**PROBLEM TO SOLVE:**
Retype every entry word for word.

"""

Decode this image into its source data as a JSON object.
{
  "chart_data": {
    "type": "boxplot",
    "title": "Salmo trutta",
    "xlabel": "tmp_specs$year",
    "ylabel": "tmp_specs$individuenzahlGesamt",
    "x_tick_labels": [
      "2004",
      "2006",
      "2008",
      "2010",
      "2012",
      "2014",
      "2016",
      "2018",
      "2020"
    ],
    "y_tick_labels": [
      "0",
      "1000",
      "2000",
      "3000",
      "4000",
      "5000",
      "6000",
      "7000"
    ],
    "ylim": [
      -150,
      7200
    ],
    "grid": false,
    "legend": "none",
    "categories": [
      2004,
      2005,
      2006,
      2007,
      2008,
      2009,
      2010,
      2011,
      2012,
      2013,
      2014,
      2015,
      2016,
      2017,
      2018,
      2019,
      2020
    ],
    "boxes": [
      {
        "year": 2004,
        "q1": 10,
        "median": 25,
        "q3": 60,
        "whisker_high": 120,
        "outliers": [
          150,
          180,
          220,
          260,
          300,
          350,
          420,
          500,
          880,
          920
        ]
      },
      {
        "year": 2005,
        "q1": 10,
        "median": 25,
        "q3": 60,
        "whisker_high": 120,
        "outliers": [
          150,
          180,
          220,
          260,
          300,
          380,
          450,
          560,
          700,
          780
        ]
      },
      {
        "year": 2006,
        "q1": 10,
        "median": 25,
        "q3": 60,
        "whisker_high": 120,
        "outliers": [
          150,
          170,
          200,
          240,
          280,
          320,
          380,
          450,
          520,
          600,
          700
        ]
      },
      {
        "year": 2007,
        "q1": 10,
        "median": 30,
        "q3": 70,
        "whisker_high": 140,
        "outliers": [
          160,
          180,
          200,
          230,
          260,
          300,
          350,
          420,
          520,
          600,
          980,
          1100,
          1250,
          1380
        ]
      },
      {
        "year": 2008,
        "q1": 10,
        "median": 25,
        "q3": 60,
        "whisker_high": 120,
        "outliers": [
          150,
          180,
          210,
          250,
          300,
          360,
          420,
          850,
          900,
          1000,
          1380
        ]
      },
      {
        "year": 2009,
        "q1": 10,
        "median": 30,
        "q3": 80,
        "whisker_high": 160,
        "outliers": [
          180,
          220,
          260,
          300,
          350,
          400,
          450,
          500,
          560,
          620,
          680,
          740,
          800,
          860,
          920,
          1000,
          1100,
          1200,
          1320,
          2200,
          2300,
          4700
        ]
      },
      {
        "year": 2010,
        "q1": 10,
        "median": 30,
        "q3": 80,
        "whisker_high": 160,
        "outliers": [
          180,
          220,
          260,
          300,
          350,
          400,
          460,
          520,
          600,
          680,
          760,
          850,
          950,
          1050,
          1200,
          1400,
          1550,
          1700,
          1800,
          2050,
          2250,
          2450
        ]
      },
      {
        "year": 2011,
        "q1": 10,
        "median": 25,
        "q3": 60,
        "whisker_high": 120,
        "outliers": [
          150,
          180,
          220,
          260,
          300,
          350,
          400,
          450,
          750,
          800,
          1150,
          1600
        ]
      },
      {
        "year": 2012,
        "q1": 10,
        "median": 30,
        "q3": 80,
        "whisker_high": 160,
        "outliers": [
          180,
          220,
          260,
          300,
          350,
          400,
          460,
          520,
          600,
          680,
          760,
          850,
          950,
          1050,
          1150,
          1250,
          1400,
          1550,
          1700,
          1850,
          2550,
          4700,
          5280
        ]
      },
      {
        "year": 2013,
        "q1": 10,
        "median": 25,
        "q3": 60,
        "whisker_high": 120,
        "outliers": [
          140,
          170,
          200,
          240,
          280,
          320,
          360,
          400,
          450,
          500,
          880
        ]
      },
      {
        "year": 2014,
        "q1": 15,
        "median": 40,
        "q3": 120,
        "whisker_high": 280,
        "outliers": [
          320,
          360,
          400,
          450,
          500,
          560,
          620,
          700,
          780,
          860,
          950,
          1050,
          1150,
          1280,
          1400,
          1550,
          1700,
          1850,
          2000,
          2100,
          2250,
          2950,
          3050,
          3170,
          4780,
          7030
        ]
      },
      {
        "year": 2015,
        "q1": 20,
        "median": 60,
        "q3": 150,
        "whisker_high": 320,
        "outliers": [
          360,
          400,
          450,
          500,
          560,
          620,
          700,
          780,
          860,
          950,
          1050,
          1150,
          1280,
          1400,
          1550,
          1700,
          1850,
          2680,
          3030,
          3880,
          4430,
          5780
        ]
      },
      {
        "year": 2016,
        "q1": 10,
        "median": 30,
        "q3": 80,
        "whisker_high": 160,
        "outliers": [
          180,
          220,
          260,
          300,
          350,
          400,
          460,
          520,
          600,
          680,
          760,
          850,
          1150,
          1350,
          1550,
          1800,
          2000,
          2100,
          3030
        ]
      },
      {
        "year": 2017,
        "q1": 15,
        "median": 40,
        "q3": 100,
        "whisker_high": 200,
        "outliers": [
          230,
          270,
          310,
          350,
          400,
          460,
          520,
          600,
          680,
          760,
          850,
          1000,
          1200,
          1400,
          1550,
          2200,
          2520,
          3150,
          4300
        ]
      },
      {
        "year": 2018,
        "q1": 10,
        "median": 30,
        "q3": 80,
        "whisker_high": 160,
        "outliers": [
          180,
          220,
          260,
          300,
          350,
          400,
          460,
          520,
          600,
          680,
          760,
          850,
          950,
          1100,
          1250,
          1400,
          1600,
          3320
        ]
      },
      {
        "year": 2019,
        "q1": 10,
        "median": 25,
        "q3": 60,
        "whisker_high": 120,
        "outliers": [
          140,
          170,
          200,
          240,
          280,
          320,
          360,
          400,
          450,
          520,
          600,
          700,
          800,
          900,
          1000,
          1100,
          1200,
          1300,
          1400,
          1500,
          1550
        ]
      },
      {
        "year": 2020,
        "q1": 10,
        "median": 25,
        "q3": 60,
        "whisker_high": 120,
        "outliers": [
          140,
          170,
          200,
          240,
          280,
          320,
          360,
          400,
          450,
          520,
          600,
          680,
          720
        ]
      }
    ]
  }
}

"""

**FULL RESPONSE:**
Decode this image into its source data as a JSON object.
{
  "chart_data": {
    "type": "boxplot",
    "title": "Salmo trutta",
    "xlabel": "tmp_specs$year",
    "ylabel": "tmp_specs$individuenzahlGesamt",
    "x_tick_labels": [
      "2004",
      "2006",
      "2008",
      "2010",
      "2012",
      "2014",
      "2016",
      "2018",
      "2020"
    ],
    "y_tick_labels": [
      "0",
      "1000",
      "2000",
      "3000",
      "4000",
      "5000",
      "6000",
      "7000"
    ],
    "ylim": [
      -150,
      7200
    ],
    "grid": false,
    "legend": "none",
    "categories": [
      2004,
      2005,
      2006,
      2007,
      2008,
      2009,
      2010,
      2011,
      2012,
      2013,
      2014,
      2015,
      2016,
      2017,
      2018,
      2019,
      2020
    ],
    "boxes": [
      {
        "year": 2004,
        "q1": 10,
        "median": 25,
        "q3": 60,
        "whisker_high": 120,
        "outliers": [
          150,
          180,
          220,
          260,
          300,
          350,
          420,
          500,
          880,
          920
        ]
      },
      {
        "year": 2005,
        "q1": 10,
        "median": 25,
        "q3": 60,
        "whisker_high": 120,
        "outliers": [
          150,
          180,
          220,
          260,
          300,
          380,
          450,
          560,
          700,
          780
        ]
      },
      {
        "year": 2006,
        "q1": 10,
        "median": 25,
        "q3": 60,
        "whisker_high": 120,
        "outliers": [
          150,
          170,
          200,
          240,
          280,
          320,
          380,
          450,
          520,
          600,
          700
        ]
      },
      {
        "year": 2007,
        "q1": 10,
        "median": 30,
        "q3": 70,
        "whisker_high": 140,
        "outliers": [
          160,
          180,
          200,
          230,
          260,
          300,
          350,
          420,
          520,
          600,
          980,
          1100,
          1250,
          1380
        ]
      },
      {
        "year": 2008,
        "q1": 10,
        "median": 25,
        "q3": 60,
        "whisker_high": 120,
        "outliers": [
          150,
          180,
          210,
          250,
          300,
          360,
          420,
          850,
          900,
          1000,
          1380
        ]
      },
      {
        "year": 2009,
        "q1": 10,
        "median": 30,
        "q3": 80,
        "whisker_high": 160,
        "outliers": [
          180,
          220,
          260,
          300,
          350,
          400,
          450,
          500,
          560,
          620,
          680,
          740,
          800,
          860,
          920,
          1000,
          1100,
          1200,
          1320,
          2200,
          2300,
          4700
        ]
      },
      {
        "year": 2010,
        "q1": 10,
        "median": 30,
        "q3": 80,
        "whisker_high": 160,
        "outliers": [
          180,
          220,
          260,
          300,
          350,
          400,
          460,
          520,
          600,
          680,
          760,
          850,
          950,
          1050,
          1200,
          1400,
          1550,
          1700,
          1800,
          2050,
          2250,
          2450
        ]
      },
      {
        "year": 2011,
        "q1": 10,
        "median": 25,
        "q3": 60,
        "whisker_high": 120,
        "outliers": [
          150,
          180,
          220,
          260,
          300,
          350,
          400,
          450,
          750,
          800,
          1150,
          1600
        ]
      },
      {
        "year": 2012,
        "q1": 10,
        "median": 30,
        "q3": 80,
        "whisker_high": 160,
        "outliers": [
          180,
          220,
          260,
          300,
          350,
          400,
          460,
          520,
          600,
          680,
          760,
          850,
          950,
          1050,
          1150,
          1250,
          1400,
          1550,
          1700,
          1850,
          2550,
          4700,
          5280
        ]
      },
      {
        "year": 2013,
        "q1": 10,
        "median": 25,
        "q3": 60,
        "whisker_high": 120,
        "outliers": [
          140,
          170,
          200,
          240,
          280,
          320,
          360,
          400,
          450,
          500,
          880
        ]
      },
      {
        "year": 2014,
        "q1": 15,
        "median": 40,
        "q3": 120,
        "whisker_high": 280,
        "outliers": [
          320,
          360,
          400,
          450,
          500,
          560,
          620,
          700,
          780,
          860,
          950,
          1050,
          1150,
          1280,
          1400,
          1550,
          1700,
          1850,
          2000,
          2100,
          2250,
          2950,
          3050,
          3170,
          4780,
          7030
        ]
      },
      {
        "year": 2015,
        "q1": 20,
        "median": 60,
        "q3": 150,
        "whisker_high": 320,
        "outliers": [
          360,
          400,
          450,
          500,
          560,
          620,
          700,
          780,
          860,
          950,
          1050,
          1150,
          1280,
          1400,
          1550,
          1700,
          1850,
          2680,
          3030,
          3880,
          4430,
          5780
        ]
      },
      {
        "year": 2016,
        "q1": 10,
        "median": 30,
        "q3": 80,
        "whisker_high": 160,
        "outliers": [
          180,
          220,
          260,
          300,
          350,
          400,
          460,
          520,
          600,
          680,
          760,
          850,
          1150,
          1350,
          1550,
          1800,
          2000,
          2100,
          3030
        ]
      },
      {
        "year": 2017,
        "q1": 15,
        "median": 40,
        "q3": 100,
        "whisker_high": 200,
        "outliers": [
          230,
          270,
          310,
          350,
          400,
          460,
          520,
          600,
          680,
          760,
          850,
          1000,
          1200,
          1400,
          1550,
          2200,
          2520,
          3150,
          4300
        ]
      },
      {
        "year": 2018,
        "q1": 10,
        "median": 30,
        "q3": 80,
        "whisker_high": 160,
        "outliers": [
          180,
          220,
          260,
          300,
          350,
          400,
          460,
          520,
          600,
          680,
          760,
          850,
          950,
          1100,
          1250,
          1400,
          1600,
          3320
        ]
      },
      {
        "year": 2019,
        "q1": 10,
        "median": 25,
        "q3": 60,
        "whisker_high": 120,
        "outliers": [
          140,
          170,
          200,
          240,
          280,
          320,
          360,
          400,
          450,
          520,
          600,
          700,
          800,
          900,
          1000,
          1100,
          1200,
          1300,
          1400,
          1500,
          1550
        ]
      },
      {
        "year": 2020,
        "q1": 10,
        "median": 25,
        "q3": 60,
        "whisker_high": 120,
        "outliers": [
          140,
          170,
          200,
          240,
          280,
          320,
          360,
          400,
          450,
          520,
          600,
          680,
          720
        ]
      }
    ]
  }
}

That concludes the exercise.